# What is asked
Your task is to write out the complete listing exactly as it is shown.
— Start of Provided records —
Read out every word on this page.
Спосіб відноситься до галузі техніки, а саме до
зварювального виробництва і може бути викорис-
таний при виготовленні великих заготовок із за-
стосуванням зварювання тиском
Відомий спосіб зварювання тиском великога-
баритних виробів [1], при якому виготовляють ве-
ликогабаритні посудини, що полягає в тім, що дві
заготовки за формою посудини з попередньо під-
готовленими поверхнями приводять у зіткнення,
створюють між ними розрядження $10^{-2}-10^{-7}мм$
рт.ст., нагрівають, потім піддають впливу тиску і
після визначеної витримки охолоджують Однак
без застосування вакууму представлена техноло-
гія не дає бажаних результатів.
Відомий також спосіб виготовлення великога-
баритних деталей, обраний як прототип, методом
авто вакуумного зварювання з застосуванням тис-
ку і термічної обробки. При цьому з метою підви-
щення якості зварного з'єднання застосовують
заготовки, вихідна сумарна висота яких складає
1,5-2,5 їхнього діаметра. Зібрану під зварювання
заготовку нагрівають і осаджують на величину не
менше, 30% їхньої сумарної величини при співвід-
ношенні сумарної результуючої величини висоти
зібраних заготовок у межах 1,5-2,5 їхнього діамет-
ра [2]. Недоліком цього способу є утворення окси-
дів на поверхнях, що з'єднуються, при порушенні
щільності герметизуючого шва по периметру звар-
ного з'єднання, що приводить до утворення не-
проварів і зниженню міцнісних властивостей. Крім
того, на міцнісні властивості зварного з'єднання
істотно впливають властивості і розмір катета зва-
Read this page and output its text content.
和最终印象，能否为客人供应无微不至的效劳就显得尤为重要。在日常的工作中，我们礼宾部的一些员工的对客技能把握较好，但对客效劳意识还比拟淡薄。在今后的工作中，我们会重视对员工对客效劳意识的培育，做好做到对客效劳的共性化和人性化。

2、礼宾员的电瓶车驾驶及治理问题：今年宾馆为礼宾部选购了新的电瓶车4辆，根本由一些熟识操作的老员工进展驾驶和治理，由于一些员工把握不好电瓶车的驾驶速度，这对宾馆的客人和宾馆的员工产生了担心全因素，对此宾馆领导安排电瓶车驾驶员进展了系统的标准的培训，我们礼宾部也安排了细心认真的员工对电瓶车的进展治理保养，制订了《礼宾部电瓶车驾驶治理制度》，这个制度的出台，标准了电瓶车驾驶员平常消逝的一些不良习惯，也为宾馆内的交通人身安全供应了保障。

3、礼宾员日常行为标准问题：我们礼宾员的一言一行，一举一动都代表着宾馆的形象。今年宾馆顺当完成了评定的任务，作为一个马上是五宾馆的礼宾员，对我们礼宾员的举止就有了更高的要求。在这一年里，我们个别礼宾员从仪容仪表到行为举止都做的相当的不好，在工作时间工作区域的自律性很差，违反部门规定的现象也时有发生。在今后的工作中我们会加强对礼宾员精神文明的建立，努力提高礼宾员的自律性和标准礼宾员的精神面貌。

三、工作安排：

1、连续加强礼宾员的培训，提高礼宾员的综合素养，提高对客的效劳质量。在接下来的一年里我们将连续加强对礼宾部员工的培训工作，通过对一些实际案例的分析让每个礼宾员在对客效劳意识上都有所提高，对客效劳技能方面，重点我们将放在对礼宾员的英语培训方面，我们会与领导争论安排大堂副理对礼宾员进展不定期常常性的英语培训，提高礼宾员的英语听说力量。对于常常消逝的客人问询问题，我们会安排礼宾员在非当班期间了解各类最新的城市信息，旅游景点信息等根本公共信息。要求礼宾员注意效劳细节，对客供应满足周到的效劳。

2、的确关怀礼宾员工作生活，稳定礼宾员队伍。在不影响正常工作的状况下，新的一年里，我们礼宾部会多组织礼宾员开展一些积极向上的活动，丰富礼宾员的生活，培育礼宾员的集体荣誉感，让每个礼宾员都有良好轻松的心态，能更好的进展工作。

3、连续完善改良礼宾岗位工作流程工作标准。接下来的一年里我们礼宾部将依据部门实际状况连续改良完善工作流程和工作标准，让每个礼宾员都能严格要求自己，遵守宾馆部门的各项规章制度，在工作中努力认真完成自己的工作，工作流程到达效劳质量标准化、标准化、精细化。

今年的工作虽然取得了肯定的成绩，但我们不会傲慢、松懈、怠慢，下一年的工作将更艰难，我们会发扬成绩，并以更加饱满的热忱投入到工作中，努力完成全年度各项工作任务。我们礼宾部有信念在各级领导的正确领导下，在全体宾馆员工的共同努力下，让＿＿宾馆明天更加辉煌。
— End of Provided records —
# Answer
Read out every word on this page.
Спосіб відноситься до галузі техніки, а саме до
зварювального виробництва і може бути викорис-
таний при виготовленні великих заготовок із за-
стосуванням зварювання тиском
Відомий спосіб зварювання тиском великога-
баритних виробів [1], при якому виготовляють ве-
ликогабаритні посудини, що полягає в тім, що дві
заготовки за формою посудини з попередньо під-
готовленими поверхнями приводять у зіткнення,
створюють між ними розрядження $10^{-2}-10^{-7}мм$
рт.ст., нагрівають, потім піддають впливу тиску і
після визначеної витримки охолоджують Однак
без застосування вакууму представлена техноло-
гія не дає бажаних результатів.
Відомий також спосіб виготовлення великога-
баритних деталей, обраний як прототип, методом
авто вакуумного зварювання з застосуванням тис-
ку і термічної обробки. При цьому з метою підви-
щення якості зварного з'єднання застосовують
заготовки, вихідна сумарна висота яких складає
1,5-2,5 їхнього діаметра. Зібрану під зварювання
заготовку нагрівають і осаджують на величину не
менше, 30% їхньої сумарної величини при співвід-
ношенні сумарної результуючої величини висоти
зібраних заготовок у межах 1,5-2,5 їхнього діамет-
ра [2]. Недоліком цього способу є утворення окси-
дів на поверхнях, що з'єднуються, при порушенні
щільності герметизуючого шва по периметру звар-
ного з'єднання, що приводить до утворення не-
проварів і зниженню міцнісних властивостей. Крім
того, на міцнісні властивості зварного з'єднання
істотно впливають властивості і розмір катета зва-
Read this page and output its text content.
和最终印象，能否为客人供应无微不至的效劳就显得尤为重要。在日常的工作中，我们礼宾部的一些员工的对客技能把握较好，但对客效劳意识还比拟淡薄。在今后的工作中，我们会重视对员工对客效劳意识的培育，做好做到对客效劳的共性化和人性化。

2、礼宾员的电瓶车驾驶及治理问题：今年宾馆为礼宾部选购了新的电瓶车4辆，根本由一些熟识操作的老员工进展驾驶和治理，由于一些员工把握不好电瓶车的驾驶速度，这对宾馆的客人和宾馆的员工产生了担心全因素，对此宾馆领导安排电瓶车驾驶员进展了系统的标准的培训，我们礼宾部也安排了细心认真的员工对电瓶车的进展治理保养，制订了《礼宾部电瓶车驾驶治理制度》，这个制度的出台，标准了电瓶车驾驶员平常消逝的一些不良习惯，也为宾馆内的交通人身安全供应了保障。

3、礼宾员日常行为标准问题：我们礼宾员的一言一行，一举一动都代表着宾馆的形象。今年宾馆顺当完成了评定的任务，作为一个马上是五宾馆的礼宾员，对我们礼宾员的举止就有了更高的要求。在这一年里，我们个别礼宾员从仪容仪表到行为举止都做的相当的不好，在工作时间工作区域的自律性很差，违反部门规定的现象也时有发生。在今后的工作中我们会加强对礼宾员精神文明的建立，努力提高礼宾员的自律性和标准礼宾员的精神面貌。

三、工作安排：

1、连续加强礼宾员的培训，提高礼宾员的综合素养，提高对客的效劳质量。在接下来的一年里我们将连续加强对礼宾部员工的培训工作，通过对一些实际案例的分析让每个礼宾员在对客效劳意识上都有所提高，对客效劳技能方面，重点我们将放在对礼宾员的英语培训方面，我们会与领导争论安排大堂副理对礼宾员进展不定期常常性的英语培训，提高礼宾员的英语听说力量。对于常常消逝的客人问询问题，我们会安排礼宾员在非当班期间了解各类最新的城市信息，旅游景点信息等根本公共信息。要求礼宾员注意效劳细节，对客供应满足周到的效劳。

2、的确关怀礼宾员工作生活，稳定礼宾员队伍。在不影响正常工作的状况下，新的一年里，我们礼宾部会多组织礼宾员开展一些积极向上的活动，丰富礼宾员的生活，培育礼宾员的集体荣誉感，让每个礼宾员都有良好轻松的心态，能更好的进展工作。

3、连续完善改良礼宾岗位工作流程工作标准。接下来的一年里我们礼宾部将依据部门实际状况连续改良完善工作流程和工作标准，让每个礼宾员都能严格要求自己，遵守宾馆部门的各项规章制度，在工作中努力认真完成自己的工作，工作流程到达效劳质量标准化、标准化、精细化。

今年的工作虽然取得了肯定的成绩，但我们不会傲慢、松懈、怠慢，下一年的工作将更艰难，我们会发扬成绩，并以更加饱满的热忱投入到工作中，努力完成全年度各项工作任务。我们礼宾部有信念在各级领导的正确领导下，在全体宾馆员工的共同努力下，让＿＿宾馆明天更加辉煌。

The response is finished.